[WORK REQUIRED] Locate the line that contains "Output the text content of this document.". Copy it and every following line through the end of the records, exactly, and include nothing else.

[DATASET RECORDS]
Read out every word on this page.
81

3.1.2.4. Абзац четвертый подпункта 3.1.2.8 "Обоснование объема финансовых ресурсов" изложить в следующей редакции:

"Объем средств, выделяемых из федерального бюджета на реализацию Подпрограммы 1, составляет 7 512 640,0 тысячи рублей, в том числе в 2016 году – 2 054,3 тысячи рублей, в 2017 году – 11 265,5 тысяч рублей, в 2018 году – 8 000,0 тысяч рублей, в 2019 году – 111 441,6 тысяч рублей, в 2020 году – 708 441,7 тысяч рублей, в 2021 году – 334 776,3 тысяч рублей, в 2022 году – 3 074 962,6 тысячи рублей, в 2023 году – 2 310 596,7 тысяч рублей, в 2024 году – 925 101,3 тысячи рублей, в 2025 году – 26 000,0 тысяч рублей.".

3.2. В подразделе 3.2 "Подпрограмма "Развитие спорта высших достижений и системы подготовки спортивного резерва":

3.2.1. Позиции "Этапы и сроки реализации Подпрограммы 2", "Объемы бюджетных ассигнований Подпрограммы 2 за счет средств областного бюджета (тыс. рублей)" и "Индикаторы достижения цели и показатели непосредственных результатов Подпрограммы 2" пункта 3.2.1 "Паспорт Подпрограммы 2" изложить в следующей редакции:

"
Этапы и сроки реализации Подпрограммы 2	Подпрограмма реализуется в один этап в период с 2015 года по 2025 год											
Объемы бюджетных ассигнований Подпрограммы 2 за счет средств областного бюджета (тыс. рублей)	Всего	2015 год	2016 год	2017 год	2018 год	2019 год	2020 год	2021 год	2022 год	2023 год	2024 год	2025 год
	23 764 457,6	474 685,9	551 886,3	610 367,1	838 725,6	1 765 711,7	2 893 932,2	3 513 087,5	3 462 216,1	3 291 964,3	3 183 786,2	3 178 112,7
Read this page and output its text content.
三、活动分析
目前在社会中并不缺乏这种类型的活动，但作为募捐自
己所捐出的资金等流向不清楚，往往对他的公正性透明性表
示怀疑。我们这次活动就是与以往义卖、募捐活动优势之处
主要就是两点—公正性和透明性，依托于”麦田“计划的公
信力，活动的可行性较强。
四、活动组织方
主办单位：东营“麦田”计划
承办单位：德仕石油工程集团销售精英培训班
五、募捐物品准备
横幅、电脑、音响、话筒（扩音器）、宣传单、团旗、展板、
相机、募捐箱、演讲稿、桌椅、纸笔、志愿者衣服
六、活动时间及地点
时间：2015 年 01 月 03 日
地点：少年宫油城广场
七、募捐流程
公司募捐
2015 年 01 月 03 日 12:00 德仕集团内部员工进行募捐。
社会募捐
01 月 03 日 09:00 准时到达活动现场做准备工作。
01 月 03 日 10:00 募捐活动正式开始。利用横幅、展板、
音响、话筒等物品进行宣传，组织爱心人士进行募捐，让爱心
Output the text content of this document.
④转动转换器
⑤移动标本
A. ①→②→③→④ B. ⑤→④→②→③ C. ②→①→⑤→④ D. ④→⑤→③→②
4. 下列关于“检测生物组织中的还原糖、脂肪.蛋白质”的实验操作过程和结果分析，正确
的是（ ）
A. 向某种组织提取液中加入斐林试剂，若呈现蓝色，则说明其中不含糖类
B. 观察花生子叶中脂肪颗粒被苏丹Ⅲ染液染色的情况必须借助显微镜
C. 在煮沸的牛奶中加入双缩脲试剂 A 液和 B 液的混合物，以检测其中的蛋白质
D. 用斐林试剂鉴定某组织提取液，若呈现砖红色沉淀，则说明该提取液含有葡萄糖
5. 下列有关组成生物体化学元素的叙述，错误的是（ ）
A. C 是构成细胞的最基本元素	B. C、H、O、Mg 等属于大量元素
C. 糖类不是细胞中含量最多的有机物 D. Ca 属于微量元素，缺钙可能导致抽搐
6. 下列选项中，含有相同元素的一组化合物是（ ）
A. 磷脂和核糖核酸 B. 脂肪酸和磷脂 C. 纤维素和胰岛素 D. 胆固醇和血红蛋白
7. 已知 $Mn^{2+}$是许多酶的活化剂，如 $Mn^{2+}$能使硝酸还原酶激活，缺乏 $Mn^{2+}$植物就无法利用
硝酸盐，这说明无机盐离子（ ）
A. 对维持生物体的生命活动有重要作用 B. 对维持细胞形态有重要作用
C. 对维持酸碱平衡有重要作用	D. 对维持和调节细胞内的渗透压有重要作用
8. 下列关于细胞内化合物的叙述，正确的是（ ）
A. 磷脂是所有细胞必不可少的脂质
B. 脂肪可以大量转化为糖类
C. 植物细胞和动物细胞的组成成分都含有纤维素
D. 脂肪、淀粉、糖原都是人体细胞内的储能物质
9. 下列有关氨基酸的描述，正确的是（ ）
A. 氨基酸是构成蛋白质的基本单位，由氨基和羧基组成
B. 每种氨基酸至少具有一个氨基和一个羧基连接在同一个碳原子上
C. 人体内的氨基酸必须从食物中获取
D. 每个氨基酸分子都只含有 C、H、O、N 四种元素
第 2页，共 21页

[THE REPLY]
Output the text content of this document.
④转动转换器
⑤移动标本
A. ①→②→③→④ B. ⑤→④→②→③ C. ②→①→⑤→④ D. ④→⑤→③→②
4. 下列关于“检测生物组织中的还原糖、脂肪.蛋白质”的实验操作过程和结果分析，正确
的是（ ）
A. 向某种组织提取液中加入斐林试剂，若呈现蓝色，则说明其中不含糖类
B. 观察花生子叶中脂肪颗粒被苏丹Ⅲ染液染色的情况必须借助显微镜
C. 在煮沸的牛奶中加入双缩脲试剂 A 液和 B 液的混合物，以检测其中的蛋白质
D. 用斐林试剂鉴定某组织提取液，若呈现砖红色沉淀，则说明该提取液含有葡萄糖
5. 下列有关组成生物体化学元素的叙述，错误的是（ ）
A. C 是构成细胞的最基本元素	B. C、H、O、Mg 等属于大量元素
C. 糖类不是细胞中含量最多的有机物 D. Ca 属于微量元素，缺钙可能导致抽搐
6. 下列选项中，含有相同元素的一组化合物是（ ）
A. 磷脂和核糖核酸 B. 脂肪酸和磷脂 C. 纤维素和胰岛素 D. 胆固醇和血红蛋白
7. 已知 $Mn^{2+}$是许多酶的活化剂，如 $Mn^{2+}$能使硝酸还原酶激活，缺乏 $Mn^{2+}$植物就无法利用
硝酸盐，这说明无机盐离子（ ）
A. 对维持生物体的生命活动有重要作用 B. 对维持细胞形态有重要作用
C. 对维持酸碱平衡有重要作用	D. 对维持和调节细胞内的渗透压有重要作用
8. 下列关于细胞内化合物的叙述，正确的是（ ）
A. 磷脂是所有细胞必不可少的脂质
B. 脂肪可以大量转化为糖类
C. 植物细胞和动物细胞的组成成分都含有纤维素
D. 脂肪、淀粉、糖原都是人体细胞内的储能物质
9. 下列有关氨基酸的描述，正确的是（ ）
A. 氨基酸是构成蛋白质的基本单位，由氨基和羧基组成
B. 每种氨基酸至少具有一个氨基和一个羧基连接在同一个碳原子上
C. 人体内的氨基酸必须从食物中获取
D. 每个氨基酸分子都只含有 C、H、O、N 四种元素
第 2页，共 21页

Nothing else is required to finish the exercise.